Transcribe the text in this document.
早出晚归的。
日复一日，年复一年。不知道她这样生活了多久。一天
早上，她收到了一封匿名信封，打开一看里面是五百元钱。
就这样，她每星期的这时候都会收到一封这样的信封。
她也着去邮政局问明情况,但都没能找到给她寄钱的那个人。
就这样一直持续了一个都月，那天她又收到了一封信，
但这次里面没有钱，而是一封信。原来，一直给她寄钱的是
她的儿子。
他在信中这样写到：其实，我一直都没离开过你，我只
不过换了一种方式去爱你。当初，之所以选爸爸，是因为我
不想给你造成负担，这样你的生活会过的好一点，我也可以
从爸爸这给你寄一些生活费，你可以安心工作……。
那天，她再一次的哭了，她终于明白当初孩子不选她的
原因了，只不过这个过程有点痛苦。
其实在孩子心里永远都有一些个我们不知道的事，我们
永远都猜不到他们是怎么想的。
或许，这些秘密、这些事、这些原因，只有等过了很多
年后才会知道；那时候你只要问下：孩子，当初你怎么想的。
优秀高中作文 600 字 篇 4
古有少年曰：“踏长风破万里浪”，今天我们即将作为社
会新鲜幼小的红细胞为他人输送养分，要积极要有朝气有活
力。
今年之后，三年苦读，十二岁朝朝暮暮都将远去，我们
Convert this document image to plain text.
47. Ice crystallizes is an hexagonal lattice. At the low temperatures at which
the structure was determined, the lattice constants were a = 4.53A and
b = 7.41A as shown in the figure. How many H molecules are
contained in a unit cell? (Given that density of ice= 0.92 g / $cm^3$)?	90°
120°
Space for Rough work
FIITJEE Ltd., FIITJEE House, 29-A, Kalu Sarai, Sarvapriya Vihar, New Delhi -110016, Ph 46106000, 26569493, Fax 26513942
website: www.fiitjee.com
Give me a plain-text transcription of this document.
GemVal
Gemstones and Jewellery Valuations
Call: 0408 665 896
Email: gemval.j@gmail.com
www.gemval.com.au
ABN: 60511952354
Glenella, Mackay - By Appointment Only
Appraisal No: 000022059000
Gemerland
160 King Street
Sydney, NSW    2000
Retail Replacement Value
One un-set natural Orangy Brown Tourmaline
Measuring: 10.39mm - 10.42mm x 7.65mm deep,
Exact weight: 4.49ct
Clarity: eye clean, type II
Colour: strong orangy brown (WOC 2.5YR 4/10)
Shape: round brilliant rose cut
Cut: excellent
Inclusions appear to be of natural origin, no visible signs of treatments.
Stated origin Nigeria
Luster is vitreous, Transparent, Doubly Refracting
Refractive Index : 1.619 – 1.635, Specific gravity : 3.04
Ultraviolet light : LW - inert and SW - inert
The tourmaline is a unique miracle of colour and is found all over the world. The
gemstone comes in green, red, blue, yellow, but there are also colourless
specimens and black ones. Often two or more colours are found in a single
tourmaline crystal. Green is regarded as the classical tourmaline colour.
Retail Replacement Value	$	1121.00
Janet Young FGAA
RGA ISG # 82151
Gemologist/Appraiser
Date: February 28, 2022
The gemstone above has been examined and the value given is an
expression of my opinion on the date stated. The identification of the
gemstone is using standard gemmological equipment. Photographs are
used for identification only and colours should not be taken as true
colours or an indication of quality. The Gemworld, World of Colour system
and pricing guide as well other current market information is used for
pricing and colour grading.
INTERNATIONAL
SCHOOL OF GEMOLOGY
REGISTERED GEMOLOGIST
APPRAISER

────────────────────────────────────────

> [PROBLEM REQUIREMENTS]: Set down every line of the listing above again, exactly as given.

> [SOLUTION TO THIS EXERCISE]:
Transcribe the text in this document.
早出晚归的。
日复一日，年复一年。不知道她这样生活了多久。一天
早上，她收到了一封匿名信封，打开一看里面是五百元钱。
就这样，她每星期的这时候都会收到一封这样的信封。
她也着去邮政局问明情况,但都没能找到给她寄钱的那个人。
就这样一直持续了一个都月，那天她又收到了一封信，
但这次里面没有钱，而是一封信。原来，一直给她寄钱的是
她的儿子。
他在信中这样写到：其实，我一直都没离开过你，我只
不过换了一种方式去爱你。当初，之所以选爸爸，是因为我
不想给你造成负担，这样你的生活会过的好一点，我也可以
从爸爸这给你寄一些生活费，你可以安心工作……。
那天，她再一次的哭了，她终于明白当初孩子不选她的
原因了，只不过这个过程有点痛苦。
其实在孩子心里永远都有一些个我们不知道的事，我们
永远都猜不到他们是怎么想的。
或许，这些秘密、这些事、这些原因，只有等过了很多
年后才会知道；那时候你只要问下：孩子，当初你怎么想的。
优秀高中作文 600 字 篇 4
古有少年曰：“踏长风破万里浪”，今天我们即将作为社
会新鲜幼小的红细胞为他人输送养分，要积极要有朝气有活
力。
今年之后，三年苦读，十二岁朝朝暮暮都将远去，我们
Convert this document image to plain text.
47. Ice crystallizes is an hexagonal lattice. At the low temperatures at which
the structure was determined, the lattice constants were a = 4.53A and
b = 7.41A as shown in the figure. How many H molecules are
contained in a unit cell? (Given that density of ice= 0.92 g / $cm^3$)?	90°
120°
Space for Rough work
FIITJEE Ltd., FIITJEE House, 29-A, Kalu Sarai, Sarvapriya Vihar, New Delhi -110016, Ph 46106000, 26569493, Fax 26513942
website: www.fiitjee.com
Give me a plain-text transcription of this document.
GemVal
Gemstones and Jewellery Valuations
Call: 0408 665 896
Email: gemval.j@gmail.com
www.gemval.com.au
ABN: 60511952354
Glenella, Mackay - By Appointment Only
Appraisal No: 000022059000
Gemerland
160 King Street
Sydney, NSW    2000
Retail Replacement Value
One un-set natural Orangy Brown Tourmaline
Measuring: 10.39mm - 10.42mm x 7.65mm deep,
Exact weight: 4.49ct
Clarity: eye clean, type II
Colour: strong orangy brown (WOC 2.5YR 4/10)
Shape: round brilliant rose cut
Cut: excellent
Inclusions appear to be of natural origin, no visible signs of treatments.
Stated origin Nigeria
Luster is vitreous, Transparent, Doubly Refracting
Refractive Index : 1.619 – 1.635, Specific gravity : 3.04
Ultraviolet light : LW - inert and SW - inert
The tourmaline is a unique miracle of colour and is found all over the world. The
gemstone comes in green, red, blue, yellow, but there are also colourless
specimens and black ones. Often two or more colours are found in a single
tourmaline crystal. Green is regarded as the classical tourmaline colour.
Retail Replacement Value	$	1121.00
Janet Young FGAA
RGA ISG # 82151
Gemologist/Appraiser
Date: February 28, 2022
The gemstone above has been examined and the value given is an
expression of my opinion on the date stated. The identification of the
gemstone is using standard gemmological equipment. Photographs are
used for identification only and colours should not be taken as true
colours or an indication of quality. The Gemworld, World of Colour system
and pricing guide as well other current market information is used for
pricing and colour grading.
INTERNATIONAL
SCHOOL OF GEMOLOGY
REGISTERED GEMOLOGIST
APPRAISER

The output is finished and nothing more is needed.